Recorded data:
* Begin *

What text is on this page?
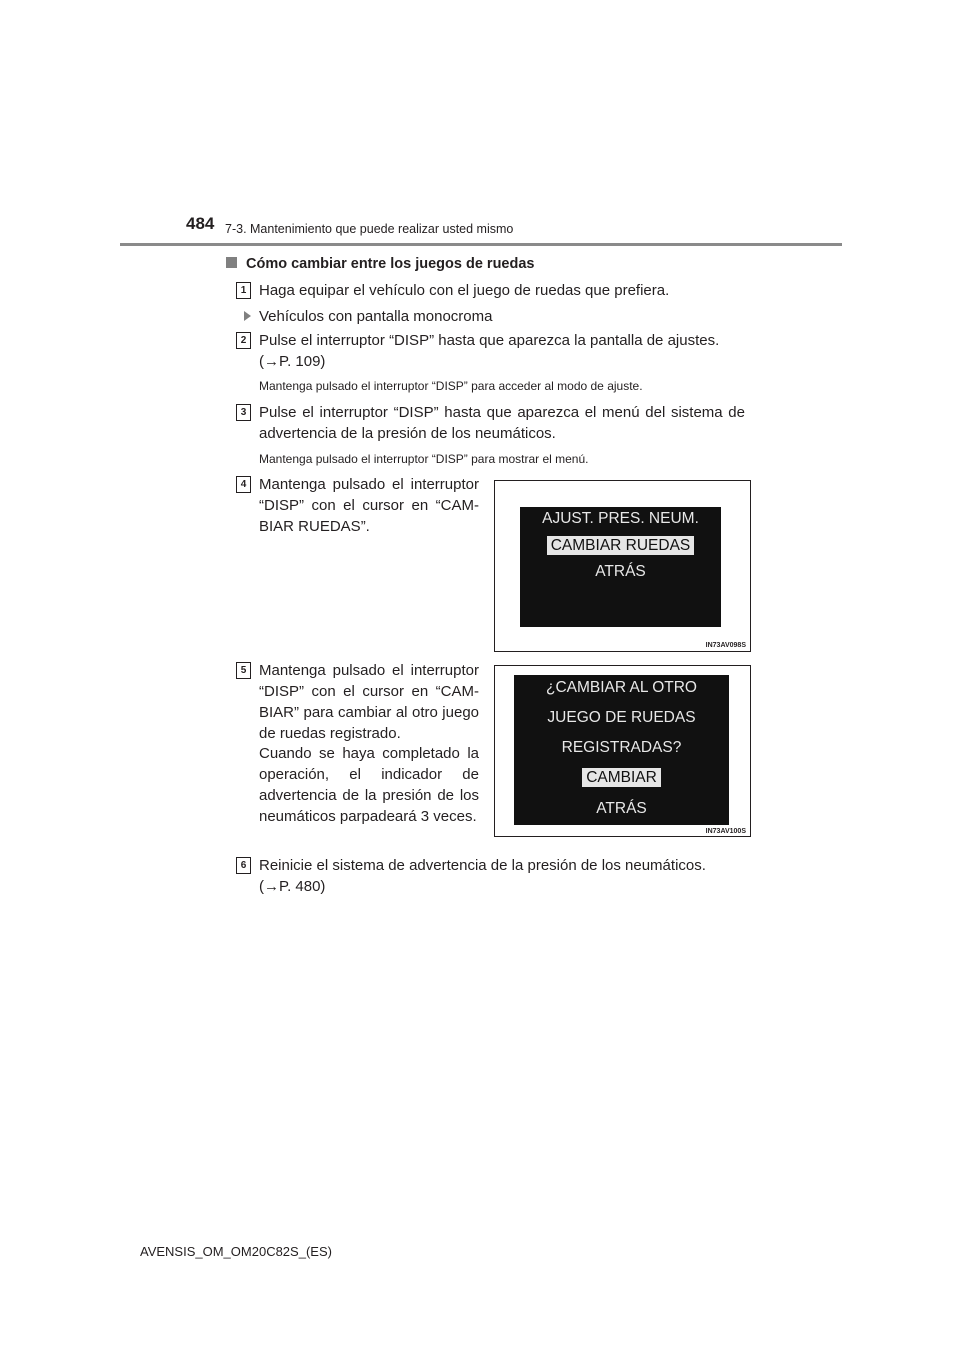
484 7-3. Mantenimiento que puede realizar usted mismo
Cómo cambiar entre los juegos de ruedas
1 Haga equipar el vehículo con el juego de ruedas que prefiera.
Vehículos con pantalla monocroma
2 Pulse el interruptor “DISP” hasta que aparezca la pantalla de ajustes.
(→P. 109)
Mantenga pulsado el interruptor “DISP” para acceder al modo de ajuste.
3 Pulse el interruptor “DISP” hasta que aparezca el menú del sistema de advertencia de la presión de los neumáticos.
Mantenga pulsado el interruptor “DISP” para mostrar el menú.
4 Mantenga pulsado el interruptor “DISP” con el cursor en “CAM-BIAR RUEDAS”.	AJUST. PRES. NEUM.
CAMBIAR RUEDAS
ATRÁS
IN73AV098S
5 Mantenga pulsado el interruptor “DISP” con el cursor en “CAM-BIAR” para cambiar al otro juego de ruedas registrado.
Cuando se haya completado la operación, el indicador de advertencia de la presión de los neumáticos parpadeará 3 veces.
¿CAMBIAR AL OTRO
JUEGO DE RUEDAS
REGISTRADAS?
CAMBIAR
ATRÁS
IN73AV100S
6 Reinicie el sistema de advertencia de la presión de los neumáticos.
(→P. 480)
AVENSIS_OM_OM20C82S_(ES)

* End *

* [Problem description] Give nothing but the count of lines in the listing above that hold the string "para".

* [Exercise response] 3